[Items from a data source]
====

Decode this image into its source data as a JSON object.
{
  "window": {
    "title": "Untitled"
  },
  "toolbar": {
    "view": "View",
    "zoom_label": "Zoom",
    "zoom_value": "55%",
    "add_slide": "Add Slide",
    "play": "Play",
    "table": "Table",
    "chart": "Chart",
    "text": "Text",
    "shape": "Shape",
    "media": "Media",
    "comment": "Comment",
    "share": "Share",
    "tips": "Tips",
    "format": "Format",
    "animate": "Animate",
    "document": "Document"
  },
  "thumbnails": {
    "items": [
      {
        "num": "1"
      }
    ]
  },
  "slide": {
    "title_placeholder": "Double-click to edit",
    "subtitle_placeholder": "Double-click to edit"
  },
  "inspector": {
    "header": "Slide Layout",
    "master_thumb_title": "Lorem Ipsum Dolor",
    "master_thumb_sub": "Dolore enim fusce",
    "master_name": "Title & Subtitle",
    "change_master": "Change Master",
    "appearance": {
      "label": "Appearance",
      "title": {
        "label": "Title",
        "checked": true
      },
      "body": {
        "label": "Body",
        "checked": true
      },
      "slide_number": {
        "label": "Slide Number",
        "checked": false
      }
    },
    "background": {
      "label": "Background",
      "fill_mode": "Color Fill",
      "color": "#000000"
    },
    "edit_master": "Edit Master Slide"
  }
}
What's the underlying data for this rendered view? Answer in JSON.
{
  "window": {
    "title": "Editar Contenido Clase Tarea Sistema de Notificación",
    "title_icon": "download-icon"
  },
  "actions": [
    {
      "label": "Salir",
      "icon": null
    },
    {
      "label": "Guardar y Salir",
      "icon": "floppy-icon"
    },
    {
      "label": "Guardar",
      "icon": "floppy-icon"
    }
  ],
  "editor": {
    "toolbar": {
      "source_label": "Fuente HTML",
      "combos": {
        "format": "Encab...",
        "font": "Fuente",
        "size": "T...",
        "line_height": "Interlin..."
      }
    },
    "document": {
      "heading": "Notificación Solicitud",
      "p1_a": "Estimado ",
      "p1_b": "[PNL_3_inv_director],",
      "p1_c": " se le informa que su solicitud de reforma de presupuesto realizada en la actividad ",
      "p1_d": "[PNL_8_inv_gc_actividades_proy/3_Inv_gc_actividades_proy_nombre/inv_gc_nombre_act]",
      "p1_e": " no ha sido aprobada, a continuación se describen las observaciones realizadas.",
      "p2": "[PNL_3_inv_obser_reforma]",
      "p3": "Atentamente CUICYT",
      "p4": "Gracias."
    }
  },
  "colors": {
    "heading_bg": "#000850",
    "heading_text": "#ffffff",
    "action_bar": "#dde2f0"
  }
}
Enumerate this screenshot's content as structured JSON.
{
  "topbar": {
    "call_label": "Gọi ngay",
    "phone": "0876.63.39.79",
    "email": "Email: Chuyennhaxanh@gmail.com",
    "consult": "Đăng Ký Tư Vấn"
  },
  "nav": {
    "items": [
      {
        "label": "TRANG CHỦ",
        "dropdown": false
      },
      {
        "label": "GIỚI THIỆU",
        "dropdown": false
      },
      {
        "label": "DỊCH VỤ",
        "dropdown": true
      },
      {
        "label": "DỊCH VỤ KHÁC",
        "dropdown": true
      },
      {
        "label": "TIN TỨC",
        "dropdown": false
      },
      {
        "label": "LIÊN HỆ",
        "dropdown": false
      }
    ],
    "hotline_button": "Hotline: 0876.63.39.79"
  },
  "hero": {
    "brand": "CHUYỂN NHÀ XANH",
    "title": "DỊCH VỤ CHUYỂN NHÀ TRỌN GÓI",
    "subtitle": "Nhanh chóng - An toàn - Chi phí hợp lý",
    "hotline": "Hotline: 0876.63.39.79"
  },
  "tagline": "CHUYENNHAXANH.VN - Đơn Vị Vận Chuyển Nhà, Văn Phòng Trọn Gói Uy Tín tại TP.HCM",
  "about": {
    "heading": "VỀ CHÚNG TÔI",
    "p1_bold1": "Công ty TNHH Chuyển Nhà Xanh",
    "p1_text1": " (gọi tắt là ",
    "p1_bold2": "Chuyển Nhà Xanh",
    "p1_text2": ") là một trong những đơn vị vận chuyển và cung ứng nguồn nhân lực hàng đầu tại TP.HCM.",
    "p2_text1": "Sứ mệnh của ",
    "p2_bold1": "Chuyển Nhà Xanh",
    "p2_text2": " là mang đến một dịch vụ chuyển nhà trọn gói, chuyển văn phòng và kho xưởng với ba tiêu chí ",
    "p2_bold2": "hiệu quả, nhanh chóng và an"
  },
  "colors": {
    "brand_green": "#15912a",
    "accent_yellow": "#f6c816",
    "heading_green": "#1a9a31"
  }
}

====

* **AIM OF THE EXERCISE**: All of the lines above must be returned exactly.

* **CORRECT RESPONSE**:
Decode this image into its source data as a JSON object.
{
  "window": {
    "title": "Untitled"
  },
  "toolbar": {
    "view": "View",
    "zoom_label": "Zoom",
    "zoom_value": "55%",
    "add_slide": "Add Slide",
    "play": "Play",
    "table": "Table",
    "chart": "Chart",
    "text": "Text",
    "shape": "Shape",
    "media": "Media",
    "comment": "Comment",
    "share": "Share",
    "tips": "Tips",
    "format": "Format",
    "animate": "Animate",
    "document": "Document"
  },
  "thumbnails": {
    "items": [
      {
        "num": "1"
      }
    ]
  },
  "slide": {
    "title_placeholder": "Double-click to edit",
    "subtitle_placeholder": "Double-click to edit"
  },
  "inspector": {
    "header": "Slide Layout",
    "master_thumb_title": "Lorem Ipsum Dolor",
    "master_thumb_sub": "Dolore enim fusce",
    "master_name": "Title & Subtitle",
    "change_master": "Change Master",
    "appearance": {
      "label": "Appearance",
      "title": {
        "label": "Title",
        "checked": true
      },
      "body": {
        "label": "Body",
        "checked": true
      },
      "slide_number": {
        "label": "Slide Number",
        "checked": false
      }
    },
    "background": {
      "label": "Background",
      "fill_mode": "Color Fill",
      "color": "#000000"
    },
    "edit_master": "Edit Master Slide"
  }
}
What's the underlying data for this rendered view? Answer in JSON.
{
  "window": {
    "title": "Editar Contenido Clase Tarea Sistema de Notificación",
    "title_icon": "download-icon"
  },
  "actions": [
    {
      "label": "Salir",
      "icon": null
    },
    {
      "label": "Guardar y Salir",
      "icon": "floppy-icon"
    },
    {
      "label": "Guardar",
      "icon": "floppy-icon"
    }
  ],
  "editor": {
    "toolbar": {
      "source_label": "Fuente HTML",
      "combos": {
        "format": "Encab...",
        "font": "Fuente",
        "size": "T...",
        "line_height": "Interlin..."
      }
    },
    "document": {
      "heading": "Notificación Solicitud",
      "p1_a": "Estimado ",
      "p1_b": "[PNL_3_inv_director],",
      "p1_c": " se le informa que su solicitud de reforma de presupuesto realizada en la actividad ",
      "p1_d": "[PNL_8_inv_gc_actividades_proy/3_Inv_gc_actividades_proy_nombre/inv_gc_nombre_act]",
      "p1_e": " no ha sido aprobada, a continuación se describen las observaciones realizadas.",
      "p2": "[PNL_3_inv_obser_reforma]",
      "p3": "Atentamente CUICYT",
      "p4": "Gracias."
    }
  },
  "colors": {
    "heading_bg": "#000850",
    "heading_text": "#ffffff",
    "action_bar": "#dde2f0"
  }
}
Enumerate this screenshot's content as structured JSON.
{
  "topbar": {
    "call_label": "Gọi ngay",
    "phone": "0876.63.39.79",
    "email": "Email: Chuyennhaxanh@gmail.com",
    "consult": "Đăng Ký Tư Vấn"
  },
  "nav": {
    "items": [
      {
        "label": "TRANG CHỦ",
        "dropdown": false
      },
      {
        "label": "GIỚI THIỆU",
        "dropdown": false
      },
      {
        "label": "DỊCH VỤ",
        "dropdown": true
      },
      {
        "label": "DỊCH VỤ KHÁC",
        "dropdown": true
      },
      {
        "label": "TIN TỨC",
        "dropdown": false
      },
      {
        "label": "LIÊN HỆ",
        "dropdown": false
      }
    ],
    "hotline_button": "Hotline: 0876.63.39.79"
  },
  "hero": {
    "brand": "CHUYỂN NHÀ XANH",
    "title": "DỊCH VỤ CHUYỂN NHÀ TRỌN GÓI",
    "subtitle": "Nhanh chóng - An toàn - Chi phí hợp lý",
    "hotline": "Hotline: 0876.63.39.79"
  },
  "tagline": "CHUYENNHAXANH.VN - Đơn Vị Vận Chuyển Nhà, Văn Phòng Trọn Gói Uy Tín tại TP.HCM",
  "about": {
    "heading": "VỀ CHÚNG TÔI",
    "p1_bold1": "Công ty TNHH Chuyển Nhà Xanh",
    "p1_text1": " (gọi tắt là ",
    "p1_bold2": "Chuyển Nhà Xanh",
    "p1_text2": ") là một trong những đơn vị vận chuyển và cung ứng nguồn nhân lực hàng đầu tại TP.HCM.",
    "p2_text1": "Sứ mệnh của ",
    "p2_bold1": "Chuyển Nhà Xanh",
    "p2_text2": " là mang đến một dịch vụ chuyển nhà trọn gói, chuyển văn phòng và kho xưởng với ba tiêu chí ",
    "p2_bold2": "hiệu quả, nhanh chóng và an"
  },
  "colors": {
    "brand_green": "#15912a",
    "accent_yellow": "#f6c816",
    "heading_green": "#1a9a31"
  }
}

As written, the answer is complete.